Find each line in the following listing that has the string "carbon", then state the count and nothing else.

Material for this task »
━━━━━━━━━━━━━━━━━━━━━━━━━━━━━━
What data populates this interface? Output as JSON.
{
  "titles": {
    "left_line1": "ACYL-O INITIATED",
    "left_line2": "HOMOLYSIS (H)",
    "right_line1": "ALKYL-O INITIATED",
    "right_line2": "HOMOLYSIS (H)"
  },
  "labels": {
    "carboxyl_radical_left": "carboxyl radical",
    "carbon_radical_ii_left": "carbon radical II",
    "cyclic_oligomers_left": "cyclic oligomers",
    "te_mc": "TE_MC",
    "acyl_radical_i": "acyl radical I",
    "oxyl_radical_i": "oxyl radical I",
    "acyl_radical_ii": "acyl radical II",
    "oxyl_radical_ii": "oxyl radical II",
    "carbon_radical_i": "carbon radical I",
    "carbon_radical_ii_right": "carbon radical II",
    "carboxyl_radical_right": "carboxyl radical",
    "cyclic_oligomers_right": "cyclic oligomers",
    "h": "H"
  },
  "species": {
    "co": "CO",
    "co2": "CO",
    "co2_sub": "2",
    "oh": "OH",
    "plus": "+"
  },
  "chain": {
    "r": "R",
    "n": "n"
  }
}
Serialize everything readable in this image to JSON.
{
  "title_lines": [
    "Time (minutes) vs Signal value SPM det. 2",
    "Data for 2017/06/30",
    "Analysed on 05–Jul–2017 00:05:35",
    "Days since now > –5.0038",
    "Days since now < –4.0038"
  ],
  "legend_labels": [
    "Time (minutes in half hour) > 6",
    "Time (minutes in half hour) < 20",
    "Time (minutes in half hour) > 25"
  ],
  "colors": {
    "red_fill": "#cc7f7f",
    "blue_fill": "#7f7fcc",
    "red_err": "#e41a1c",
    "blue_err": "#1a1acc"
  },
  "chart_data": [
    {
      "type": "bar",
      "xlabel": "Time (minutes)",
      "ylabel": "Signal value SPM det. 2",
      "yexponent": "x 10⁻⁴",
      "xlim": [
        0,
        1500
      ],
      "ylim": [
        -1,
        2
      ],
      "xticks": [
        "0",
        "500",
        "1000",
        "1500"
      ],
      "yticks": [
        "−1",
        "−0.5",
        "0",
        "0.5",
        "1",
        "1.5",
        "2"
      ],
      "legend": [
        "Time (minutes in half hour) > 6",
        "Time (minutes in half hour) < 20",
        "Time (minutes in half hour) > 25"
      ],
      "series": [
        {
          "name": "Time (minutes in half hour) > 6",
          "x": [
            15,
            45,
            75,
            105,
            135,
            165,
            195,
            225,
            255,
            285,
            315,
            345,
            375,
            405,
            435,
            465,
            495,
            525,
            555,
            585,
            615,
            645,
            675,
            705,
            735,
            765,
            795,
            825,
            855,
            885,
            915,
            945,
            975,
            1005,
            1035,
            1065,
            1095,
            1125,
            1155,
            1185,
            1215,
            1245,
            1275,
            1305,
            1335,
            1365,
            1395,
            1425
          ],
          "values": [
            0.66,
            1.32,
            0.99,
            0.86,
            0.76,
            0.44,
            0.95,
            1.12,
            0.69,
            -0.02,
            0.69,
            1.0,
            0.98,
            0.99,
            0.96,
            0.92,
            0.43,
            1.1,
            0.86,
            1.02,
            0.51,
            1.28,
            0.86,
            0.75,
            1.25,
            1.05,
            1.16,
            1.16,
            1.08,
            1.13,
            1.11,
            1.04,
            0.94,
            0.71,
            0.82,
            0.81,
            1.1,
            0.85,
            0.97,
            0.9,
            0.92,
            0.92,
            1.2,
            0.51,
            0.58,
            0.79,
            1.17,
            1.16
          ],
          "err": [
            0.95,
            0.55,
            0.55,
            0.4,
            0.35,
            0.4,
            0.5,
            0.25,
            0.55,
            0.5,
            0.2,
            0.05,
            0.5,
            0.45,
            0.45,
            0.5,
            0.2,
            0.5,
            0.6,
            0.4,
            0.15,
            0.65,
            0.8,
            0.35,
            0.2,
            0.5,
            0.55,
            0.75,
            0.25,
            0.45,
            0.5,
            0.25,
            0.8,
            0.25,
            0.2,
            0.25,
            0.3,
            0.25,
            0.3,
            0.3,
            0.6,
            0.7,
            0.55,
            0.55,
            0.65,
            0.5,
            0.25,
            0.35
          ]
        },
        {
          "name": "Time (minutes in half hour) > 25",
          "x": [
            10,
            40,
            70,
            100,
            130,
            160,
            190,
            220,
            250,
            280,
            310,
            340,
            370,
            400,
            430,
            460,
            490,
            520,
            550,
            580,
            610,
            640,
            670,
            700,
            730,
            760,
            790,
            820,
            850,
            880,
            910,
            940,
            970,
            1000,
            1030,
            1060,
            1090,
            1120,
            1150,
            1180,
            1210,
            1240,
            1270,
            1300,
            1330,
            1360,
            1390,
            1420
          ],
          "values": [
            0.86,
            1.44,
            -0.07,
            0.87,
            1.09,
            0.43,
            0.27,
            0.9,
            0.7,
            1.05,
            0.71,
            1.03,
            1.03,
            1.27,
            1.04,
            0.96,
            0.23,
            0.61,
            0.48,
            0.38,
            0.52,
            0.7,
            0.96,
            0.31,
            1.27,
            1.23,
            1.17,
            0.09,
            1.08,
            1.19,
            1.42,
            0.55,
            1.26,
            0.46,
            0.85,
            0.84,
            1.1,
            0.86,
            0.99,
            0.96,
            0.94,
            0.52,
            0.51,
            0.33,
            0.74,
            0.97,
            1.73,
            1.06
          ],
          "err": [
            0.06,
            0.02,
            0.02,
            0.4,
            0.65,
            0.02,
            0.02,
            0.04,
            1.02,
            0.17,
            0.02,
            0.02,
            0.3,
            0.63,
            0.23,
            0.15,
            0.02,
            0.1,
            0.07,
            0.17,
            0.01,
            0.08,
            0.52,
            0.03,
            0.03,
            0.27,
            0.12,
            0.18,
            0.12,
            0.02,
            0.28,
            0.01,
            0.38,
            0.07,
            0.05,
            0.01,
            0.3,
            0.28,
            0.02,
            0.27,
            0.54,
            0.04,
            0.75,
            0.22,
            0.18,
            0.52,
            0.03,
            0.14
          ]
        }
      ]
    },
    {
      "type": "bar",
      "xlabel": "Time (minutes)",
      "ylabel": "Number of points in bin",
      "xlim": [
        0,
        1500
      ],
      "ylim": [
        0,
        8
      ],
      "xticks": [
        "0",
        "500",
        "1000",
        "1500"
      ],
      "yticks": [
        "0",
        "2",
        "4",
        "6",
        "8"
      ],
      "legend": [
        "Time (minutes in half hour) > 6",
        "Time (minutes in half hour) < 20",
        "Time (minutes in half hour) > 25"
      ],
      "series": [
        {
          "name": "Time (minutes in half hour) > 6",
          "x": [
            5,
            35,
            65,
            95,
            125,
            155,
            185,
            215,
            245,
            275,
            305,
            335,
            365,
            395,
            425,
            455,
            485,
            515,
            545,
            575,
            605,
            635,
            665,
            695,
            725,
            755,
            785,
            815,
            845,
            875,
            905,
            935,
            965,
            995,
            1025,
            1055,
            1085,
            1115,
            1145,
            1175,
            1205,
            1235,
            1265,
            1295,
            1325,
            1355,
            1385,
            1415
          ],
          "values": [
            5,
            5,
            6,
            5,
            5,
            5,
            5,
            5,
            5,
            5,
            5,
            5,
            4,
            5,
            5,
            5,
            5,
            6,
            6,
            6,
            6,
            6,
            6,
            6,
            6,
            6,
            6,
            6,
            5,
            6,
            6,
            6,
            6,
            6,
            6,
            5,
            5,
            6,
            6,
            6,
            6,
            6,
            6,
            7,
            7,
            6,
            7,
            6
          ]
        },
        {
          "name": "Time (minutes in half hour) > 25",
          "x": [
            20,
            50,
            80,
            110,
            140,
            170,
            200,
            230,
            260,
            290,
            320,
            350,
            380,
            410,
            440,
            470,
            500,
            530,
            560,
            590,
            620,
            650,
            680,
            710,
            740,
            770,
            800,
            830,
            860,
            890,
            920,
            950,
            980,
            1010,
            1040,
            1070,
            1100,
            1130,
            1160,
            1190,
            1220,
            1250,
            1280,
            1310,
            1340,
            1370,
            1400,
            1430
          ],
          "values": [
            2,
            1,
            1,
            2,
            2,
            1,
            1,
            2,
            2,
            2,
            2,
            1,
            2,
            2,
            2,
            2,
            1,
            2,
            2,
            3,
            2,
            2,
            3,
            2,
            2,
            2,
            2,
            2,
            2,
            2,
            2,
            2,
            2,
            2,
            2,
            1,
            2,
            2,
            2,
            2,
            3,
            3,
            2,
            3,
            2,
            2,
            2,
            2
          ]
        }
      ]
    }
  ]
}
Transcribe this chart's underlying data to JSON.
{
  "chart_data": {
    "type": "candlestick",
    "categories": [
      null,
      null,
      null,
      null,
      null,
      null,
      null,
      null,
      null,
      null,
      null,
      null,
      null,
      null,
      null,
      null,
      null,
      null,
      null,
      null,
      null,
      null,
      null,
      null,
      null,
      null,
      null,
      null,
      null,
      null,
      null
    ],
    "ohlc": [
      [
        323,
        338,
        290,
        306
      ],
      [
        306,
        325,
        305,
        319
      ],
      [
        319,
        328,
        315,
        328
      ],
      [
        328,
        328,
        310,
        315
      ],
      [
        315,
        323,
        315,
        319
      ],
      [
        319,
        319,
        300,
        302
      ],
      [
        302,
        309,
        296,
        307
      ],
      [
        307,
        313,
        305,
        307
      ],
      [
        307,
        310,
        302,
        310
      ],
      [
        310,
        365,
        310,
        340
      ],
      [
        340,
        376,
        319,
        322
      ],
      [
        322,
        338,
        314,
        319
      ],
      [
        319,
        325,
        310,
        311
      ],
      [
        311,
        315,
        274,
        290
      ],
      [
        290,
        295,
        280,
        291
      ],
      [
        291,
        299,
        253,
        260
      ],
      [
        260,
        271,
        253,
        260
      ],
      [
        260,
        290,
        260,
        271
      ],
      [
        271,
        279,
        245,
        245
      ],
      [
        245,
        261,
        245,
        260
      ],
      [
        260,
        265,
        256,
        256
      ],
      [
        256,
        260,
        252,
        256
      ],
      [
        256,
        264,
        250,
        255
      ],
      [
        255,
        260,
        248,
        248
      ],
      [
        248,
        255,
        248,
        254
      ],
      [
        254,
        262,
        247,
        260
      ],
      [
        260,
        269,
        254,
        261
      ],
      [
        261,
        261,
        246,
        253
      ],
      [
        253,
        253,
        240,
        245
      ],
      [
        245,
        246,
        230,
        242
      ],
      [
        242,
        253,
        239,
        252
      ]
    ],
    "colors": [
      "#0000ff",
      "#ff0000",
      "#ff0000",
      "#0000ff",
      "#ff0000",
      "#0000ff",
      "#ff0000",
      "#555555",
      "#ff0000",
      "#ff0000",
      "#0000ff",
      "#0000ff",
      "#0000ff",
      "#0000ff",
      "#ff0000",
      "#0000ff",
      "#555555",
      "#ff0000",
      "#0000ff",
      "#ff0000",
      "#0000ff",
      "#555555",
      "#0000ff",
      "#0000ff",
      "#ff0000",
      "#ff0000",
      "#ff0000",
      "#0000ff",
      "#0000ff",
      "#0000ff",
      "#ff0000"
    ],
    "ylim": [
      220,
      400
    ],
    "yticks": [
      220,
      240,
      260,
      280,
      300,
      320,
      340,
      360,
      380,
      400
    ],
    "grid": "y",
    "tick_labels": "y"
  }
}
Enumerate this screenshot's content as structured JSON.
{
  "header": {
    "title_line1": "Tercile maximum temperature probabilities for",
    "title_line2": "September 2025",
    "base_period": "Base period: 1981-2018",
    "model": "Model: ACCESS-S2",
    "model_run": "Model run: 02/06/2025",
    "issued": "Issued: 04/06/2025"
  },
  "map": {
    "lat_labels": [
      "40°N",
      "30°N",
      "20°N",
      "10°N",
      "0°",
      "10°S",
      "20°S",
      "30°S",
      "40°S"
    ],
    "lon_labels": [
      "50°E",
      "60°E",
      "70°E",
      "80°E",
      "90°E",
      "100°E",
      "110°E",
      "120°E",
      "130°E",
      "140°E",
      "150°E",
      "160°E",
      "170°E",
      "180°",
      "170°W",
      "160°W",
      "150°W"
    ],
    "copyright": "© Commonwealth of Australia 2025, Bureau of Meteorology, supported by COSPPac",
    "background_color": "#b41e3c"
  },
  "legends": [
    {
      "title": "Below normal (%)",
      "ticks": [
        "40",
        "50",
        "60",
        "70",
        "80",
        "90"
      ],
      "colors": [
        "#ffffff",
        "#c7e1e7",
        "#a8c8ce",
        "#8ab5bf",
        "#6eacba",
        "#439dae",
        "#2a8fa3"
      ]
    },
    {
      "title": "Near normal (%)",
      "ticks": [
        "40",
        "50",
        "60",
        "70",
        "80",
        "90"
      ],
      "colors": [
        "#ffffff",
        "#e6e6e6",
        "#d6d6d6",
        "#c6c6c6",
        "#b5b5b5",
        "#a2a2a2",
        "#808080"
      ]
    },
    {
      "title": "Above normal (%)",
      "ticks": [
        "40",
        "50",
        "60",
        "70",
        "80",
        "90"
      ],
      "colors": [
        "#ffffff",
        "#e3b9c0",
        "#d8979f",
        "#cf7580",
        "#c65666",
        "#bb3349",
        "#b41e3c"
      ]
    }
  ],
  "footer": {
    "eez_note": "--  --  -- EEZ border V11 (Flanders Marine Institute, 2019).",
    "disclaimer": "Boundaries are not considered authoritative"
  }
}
━━━━━━━━━━━━━━━━━━━━━━━━━━━━━━
Response to the exercise » 3